-- start --

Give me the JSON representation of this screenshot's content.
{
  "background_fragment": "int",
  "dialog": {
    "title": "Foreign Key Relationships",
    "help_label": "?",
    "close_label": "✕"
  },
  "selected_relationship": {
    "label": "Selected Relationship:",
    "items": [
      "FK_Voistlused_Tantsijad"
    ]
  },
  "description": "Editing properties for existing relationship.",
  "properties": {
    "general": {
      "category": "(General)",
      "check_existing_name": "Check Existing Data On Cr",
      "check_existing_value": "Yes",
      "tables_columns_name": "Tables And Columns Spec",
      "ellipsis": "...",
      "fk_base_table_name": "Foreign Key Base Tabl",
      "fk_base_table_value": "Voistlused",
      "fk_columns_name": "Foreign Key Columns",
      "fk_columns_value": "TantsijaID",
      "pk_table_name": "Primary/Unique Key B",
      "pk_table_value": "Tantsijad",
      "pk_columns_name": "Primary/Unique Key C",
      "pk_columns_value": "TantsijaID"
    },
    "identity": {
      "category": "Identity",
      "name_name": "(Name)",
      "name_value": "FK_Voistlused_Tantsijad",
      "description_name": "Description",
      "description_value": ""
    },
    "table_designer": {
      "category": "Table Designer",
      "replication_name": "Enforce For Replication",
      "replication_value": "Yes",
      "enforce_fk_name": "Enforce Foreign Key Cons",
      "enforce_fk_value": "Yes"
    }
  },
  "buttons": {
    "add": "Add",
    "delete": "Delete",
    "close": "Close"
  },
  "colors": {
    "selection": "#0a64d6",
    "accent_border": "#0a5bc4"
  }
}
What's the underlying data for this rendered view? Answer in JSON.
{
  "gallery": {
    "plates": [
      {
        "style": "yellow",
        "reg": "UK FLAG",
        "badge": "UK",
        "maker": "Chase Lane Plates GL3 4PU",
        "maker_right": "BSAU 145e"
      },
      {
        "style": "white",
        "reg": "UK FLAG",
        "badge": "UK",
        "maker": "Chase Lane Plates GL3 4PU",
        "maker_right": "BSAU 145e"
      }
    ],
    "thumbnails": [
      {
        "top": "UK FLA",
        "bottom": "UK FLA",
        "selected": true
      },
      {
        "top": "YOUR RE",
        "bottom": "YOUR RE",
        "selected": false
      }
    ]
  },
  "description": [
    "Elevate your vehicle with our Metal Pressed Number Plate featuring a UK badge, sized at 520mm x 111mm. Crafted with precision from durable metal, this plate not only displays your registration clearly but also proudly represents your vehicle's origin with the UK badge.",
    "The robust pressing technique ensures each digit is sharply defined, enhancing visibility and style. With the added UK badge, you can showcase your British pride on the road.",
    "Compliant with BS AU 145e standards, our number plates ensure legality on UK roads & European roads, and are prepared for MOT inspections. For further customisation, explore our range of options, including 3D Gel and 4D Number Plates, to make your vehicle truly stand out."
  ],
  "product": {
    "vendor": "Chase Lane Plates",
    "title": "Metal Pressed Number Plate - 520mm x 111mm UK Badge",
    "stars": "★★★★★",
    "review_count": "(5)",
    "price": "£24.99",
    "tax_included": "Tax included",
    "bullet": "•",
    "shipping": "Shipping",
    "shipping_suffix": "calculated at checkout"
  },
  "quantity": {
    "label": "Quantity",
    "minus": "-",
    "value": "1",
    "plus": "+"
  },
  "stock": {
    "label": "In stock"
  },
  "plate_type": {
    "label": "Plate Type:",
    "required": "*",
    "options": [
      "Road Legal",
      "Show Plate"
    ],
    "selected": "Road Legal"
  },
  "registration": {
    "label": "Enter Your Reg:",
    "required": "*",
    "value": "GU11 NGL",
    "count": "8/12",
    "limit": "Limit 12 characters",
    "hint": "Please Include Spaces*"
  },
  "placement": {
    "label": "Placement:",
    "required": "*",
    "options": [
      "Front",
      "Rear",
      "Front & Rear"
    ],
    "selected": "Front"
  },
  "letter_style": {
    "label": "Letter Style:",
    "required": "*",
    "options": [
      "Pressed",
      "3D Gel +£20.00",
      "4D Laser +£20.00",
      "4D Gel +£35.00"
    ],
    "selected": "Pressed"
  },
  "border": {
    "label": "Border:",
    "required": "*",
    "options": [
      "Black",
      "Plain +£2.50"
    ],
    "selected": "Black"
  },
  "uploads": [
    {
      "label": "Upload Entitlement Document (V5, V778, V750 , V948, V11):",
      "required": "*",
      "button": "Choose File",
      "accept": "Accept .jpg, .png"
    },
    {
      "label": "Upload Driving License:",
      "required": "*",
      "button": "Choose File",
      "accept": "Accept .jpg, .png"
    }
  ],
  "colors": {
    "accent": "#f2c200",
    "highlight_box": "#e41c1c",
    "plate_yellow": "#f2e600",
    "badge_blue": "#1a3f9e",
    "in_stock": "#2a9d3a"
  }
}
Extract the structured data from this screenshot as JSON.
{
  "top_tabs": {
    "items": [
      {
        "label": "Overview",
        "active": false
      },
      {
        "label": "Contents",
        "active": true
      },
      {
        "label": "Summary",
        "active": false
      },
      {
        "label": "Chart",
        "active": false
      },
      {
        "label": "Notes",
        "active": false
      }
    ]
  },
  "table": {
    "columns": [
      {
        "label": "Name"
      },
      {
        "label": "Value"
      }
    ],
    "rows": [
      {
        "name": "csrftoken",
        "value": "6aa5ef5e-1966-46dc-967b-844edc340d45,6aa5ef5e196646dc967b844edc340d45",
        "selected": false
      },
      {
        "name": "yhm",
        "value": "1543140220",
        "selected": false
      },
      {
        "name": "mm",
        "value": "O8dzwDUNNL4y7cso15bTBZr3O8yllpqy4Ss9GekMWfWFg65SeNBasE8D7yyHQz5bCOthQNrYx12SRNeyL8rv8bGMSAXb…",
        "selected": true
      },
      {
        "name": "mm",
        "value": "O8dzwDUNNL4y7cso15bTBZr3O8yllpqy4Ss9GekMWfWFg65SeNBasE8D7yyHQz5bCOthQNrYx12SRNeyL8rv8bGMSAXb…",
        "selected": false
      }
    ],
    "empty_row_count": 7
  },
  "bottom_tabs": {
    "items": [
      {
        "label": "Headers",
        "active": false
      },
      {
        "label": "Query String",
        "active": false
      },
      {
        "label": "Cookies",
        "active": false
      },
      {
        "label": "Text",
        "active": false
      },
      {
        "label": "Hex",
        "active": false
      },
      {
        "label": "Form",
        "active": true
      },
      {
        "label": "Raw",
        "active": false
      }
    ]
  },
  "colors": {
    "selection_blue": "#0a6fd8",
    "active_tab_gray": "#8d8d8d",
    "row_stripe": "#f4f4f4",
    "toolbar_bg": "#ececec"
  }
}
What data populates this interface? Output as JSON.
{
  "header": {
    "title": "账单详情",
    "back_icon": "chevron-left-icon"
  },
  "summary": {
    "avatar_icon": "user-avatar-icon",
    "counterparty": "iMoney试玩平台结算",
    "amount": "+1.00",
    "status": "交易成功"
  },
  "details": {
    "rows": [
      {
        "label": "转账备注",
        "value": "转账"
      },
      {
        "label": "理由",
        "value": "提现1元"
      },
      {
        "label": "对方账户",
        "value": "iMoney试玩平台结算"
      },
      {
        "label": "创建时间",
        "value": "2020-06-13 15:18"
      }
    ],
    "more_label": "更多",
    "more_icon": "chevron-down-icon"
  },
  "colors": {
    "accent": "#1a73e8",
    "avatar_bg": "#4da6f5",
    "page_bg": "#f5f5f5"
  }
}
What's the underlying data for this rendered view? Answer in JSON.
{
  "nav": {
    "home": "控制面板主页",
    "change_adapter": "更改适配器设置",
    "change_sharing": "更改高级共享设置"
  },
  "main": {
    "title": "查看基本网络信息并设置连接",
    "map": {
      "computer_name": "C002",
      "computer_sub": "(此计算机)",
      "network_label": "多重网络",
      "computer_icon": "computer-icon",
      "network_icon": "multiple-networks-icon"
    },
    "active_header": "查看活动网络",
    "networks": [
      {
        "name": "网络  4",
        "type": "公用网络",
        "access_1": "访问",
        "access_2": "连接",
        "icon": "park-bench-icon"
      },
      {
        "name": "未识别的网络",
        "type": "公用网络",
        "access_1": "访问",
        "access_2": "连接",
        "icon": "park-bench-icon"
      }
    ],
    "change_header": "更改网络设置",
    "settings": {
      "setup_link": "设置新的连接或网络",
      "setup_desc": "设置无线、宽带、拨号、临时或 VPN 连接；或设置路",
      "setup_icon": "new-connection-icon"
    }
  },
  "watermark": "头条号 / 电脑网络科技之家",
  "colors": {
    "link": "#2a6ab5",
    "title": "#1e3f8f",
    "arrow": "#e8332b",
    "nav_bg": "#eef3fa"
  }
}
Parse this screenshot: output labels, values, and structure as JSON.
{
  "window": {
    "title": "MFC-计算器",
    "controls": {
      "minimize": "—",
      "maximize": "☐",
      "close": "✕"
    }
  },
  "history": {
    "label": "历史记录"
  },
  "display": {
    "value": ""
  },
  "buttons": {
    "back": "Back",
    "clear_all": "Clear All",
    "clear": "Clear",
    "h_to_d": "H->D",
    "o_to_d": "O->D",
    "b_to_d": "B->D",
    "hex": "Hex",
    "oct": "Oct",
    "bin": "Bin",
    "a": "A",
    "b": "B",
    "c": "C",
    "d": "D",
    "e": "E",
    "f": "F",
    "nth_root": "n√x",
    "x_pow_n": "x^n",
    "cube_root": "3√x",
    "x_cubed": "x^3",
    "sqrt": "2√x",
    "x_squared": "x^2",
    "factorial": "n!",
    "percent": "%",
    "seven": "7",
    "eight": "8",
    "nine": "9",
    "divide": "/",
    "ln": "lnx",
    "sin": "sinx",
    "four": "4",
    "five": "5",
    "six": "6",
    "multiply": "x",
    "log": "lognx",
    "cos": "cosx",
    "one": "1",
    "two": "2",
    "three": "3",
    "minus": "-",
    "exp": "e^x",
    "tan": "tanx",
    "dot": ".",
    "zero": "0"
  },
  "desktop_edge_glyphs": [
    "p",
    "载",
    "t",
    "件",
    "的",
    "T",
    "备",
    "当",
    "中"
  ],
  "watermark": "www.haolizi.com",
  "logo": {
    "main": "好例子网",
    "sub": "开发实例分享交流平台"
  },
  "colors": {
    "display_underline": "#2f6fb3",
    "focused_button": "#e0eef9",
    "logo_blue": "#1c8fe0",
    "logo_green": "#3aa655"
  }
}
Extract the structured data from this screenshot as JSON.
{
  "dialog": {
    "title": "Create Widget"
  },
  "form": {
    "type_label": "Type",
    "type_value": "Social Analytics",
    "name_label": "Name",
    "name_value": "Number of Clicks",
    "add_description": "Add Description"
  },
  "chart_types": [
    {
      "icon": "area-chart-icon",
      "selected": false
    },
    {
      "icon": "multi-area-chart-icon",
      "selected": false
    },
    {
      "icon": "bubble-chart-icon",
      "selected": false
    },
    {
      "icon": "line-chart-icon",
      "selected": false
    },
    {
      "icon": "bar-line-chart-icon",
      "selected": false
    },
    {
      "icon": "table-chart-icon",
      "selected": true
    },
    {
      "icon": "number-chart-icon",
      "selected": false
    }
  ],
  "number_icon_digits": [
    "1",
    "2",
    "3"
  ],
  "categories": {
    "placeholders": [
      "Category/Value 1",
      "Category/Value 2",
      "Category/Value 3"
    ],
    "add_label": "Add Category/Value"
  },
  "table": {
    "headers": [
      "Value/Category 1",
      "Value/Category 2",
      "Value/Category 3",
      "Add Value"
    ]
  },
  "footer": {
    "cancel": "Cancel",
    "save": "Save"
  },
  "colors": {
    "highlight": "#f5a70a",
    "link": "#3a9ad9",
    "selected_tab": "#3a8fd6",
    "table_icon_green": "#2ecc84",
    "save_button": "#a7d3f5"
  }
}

-- end --

- Task brief
What is the number of lines above that contain "JSON"? Answer with that number only.

- The completed task
7